What is needed =
Hunt through the entries for the word "this" and copy each line in which it appears.

-------

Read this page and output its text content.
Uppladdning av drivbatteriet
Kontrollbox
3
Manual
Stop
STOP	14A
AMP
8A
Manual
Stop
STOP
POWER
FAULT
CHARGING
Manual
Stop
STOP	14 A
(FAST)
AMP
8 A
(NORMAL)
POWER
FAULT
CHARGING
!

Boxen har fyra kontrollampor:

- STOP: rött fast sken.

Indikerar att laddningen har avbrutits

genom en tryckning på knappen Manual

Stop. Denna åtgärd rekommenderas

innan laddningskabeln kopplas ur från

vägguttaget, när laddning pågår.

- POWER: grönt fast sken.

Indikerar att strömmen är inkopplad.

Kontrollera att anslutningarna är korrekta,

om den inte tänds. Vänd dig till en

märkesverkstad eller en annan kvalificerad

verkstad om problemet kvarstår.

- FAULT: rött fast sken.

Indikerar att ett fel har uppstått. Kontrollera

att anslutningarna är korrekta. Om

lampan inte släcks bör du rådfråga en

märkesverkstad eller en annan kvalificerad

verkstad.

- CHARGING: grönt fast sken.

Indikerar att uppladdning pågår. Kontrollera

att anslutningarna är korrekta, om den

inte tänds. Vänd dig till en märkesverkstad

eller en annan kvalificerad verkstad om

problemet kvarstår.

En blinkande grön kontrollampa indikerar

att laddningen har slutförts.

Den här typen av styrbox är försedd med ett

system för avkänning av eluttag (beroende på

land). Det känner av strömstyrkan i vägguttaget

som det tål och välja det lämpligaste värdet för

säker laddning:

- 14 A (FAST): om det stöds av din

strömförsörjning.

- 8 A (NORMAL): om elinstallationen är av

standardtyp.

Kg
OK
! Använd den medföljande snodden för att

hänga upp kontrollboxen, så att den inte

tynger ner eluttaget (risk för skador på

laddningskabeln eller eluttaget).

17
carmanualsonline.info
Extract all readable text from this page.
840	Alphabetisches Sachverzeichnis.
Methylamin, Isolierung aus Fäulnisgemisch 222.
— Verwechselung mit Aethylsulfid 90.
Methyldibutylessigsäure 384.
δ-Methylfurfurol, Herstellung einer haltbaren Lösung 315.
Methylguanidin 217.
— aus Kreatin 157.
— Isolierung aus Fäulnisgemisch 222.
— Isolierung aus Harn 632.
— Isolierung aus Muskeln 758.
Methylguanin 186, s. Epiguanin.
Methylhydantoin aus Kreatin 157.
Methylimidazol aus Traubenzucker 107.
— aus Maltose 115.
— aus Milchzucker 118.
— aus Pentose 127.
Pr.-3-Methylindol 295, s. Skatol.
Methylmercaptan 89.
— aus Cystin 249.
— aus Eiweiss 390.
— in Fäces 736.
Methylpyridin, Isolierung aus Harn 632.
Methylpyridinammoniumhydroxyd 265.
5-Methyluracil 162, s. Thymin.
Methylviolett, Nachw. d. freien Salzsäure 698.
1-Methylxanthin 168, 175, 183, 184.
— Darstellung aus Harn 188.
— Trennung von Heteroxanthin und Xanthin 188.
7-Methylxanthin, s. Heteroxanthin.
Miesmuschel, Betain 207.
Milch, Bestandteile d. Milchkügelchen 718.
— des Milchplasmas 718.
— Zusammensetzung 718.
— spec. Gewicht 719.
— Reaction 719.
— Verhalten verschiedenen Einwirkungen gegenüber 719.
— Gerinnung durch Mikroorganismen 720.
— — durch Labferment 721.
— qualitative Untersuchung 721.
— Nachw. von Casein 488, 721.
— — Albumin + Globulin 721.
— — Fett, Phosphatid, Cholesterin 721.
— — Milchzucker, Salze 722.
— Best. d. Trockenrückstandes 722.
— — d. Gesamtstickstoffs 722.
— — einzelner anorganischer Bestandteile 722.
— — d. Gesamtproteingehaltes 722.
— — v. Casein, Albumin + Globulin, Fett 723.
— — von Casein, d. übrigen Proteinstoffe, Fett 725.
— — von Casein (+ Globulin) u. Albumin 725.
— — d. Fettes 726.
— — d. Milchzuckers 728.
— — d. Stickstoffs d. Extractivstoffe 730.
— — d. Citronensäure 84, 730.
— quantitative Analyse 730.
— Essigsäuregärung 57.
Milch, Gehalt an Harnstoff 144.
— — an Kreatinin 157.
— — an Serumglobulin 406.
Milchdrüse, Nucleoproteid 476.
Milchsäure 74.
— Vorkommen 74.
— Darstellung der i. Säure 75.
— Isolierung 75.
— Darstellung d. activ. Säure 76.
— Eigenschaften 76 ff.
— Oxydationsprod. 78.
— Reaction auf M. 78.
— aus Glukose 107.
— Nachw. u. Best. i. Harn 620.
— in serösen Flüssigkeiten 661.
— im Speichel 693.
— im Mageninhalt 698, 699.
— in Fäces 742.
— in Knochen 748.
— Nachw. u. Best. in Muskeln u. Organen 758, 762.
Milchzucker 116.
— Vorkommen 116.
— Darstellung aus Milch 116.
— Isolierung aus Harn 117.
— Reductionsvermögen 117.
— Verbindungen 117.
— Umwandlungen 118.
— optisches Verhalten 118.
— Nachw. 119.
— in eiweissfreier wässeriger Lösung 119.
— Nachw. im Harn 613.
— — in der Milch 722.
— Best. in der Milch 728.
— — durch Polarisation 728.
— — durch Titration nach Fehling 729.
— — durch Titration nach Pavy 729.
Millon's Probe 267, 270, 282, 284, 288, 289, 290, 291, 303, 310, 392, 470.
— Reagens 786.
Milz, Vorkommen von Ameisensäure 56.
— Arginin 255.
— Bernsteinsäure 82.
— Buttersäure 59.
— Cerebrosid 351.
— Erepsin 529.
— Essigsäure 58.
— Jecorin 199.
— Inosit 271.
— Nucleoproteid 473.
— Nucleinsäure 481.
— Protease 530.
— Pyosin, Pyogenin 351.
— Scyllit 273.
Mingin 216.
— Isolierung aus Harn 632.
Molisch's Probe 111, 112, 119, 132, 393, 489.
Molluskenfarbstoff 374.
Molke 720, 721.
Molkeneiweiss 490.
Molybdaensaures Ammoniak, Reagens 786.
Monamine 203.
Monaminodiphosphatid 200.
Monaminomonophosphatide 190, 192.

-------

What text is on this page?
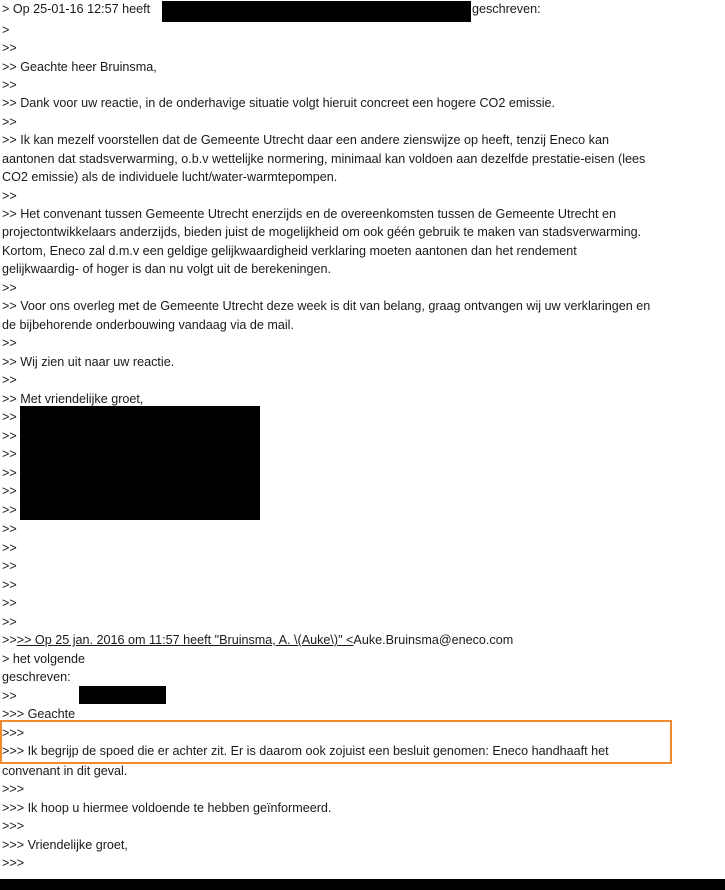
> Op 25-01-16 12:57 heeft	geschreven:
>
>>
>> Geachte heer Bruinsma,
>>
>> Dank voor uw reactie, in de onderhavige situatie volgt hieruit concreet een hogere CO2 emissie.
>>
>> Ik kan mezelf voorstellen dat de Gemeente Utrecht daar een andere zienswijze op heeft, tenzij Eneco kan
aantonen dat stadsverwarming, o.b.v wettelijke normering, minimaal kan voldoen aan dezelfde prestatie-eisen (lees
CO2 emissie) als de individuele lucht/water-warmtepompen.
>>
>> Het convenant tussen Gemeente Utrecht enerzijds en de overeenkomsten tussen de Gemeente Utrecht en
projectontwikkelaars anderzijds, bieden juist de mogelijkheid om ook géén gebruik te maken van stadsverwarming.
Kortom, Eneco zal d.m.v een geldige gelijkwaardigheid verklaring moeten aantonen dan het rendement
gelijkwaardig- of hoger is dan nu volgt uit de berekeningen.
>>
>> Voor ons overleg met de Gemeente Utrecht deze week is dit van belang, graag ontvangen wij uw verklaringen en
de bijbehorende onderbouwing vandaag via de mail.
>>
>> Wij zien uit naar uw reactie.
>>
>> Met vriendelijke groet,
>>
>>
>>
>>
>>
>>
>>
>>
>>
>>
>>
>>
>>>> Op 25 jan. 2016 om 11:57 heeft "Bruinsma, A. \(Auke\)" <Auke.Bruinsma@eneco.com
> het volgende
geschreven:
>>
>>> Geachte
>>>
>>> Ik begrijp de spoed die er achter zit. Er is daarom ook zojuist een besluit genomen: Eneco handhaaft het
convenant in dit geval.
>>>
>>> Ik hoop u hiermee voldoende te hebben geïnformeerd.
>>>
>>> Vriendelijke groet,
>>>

-------

Written solution =
Read this page and output its text content.
Extract all readable text from this page.
What text is on this page?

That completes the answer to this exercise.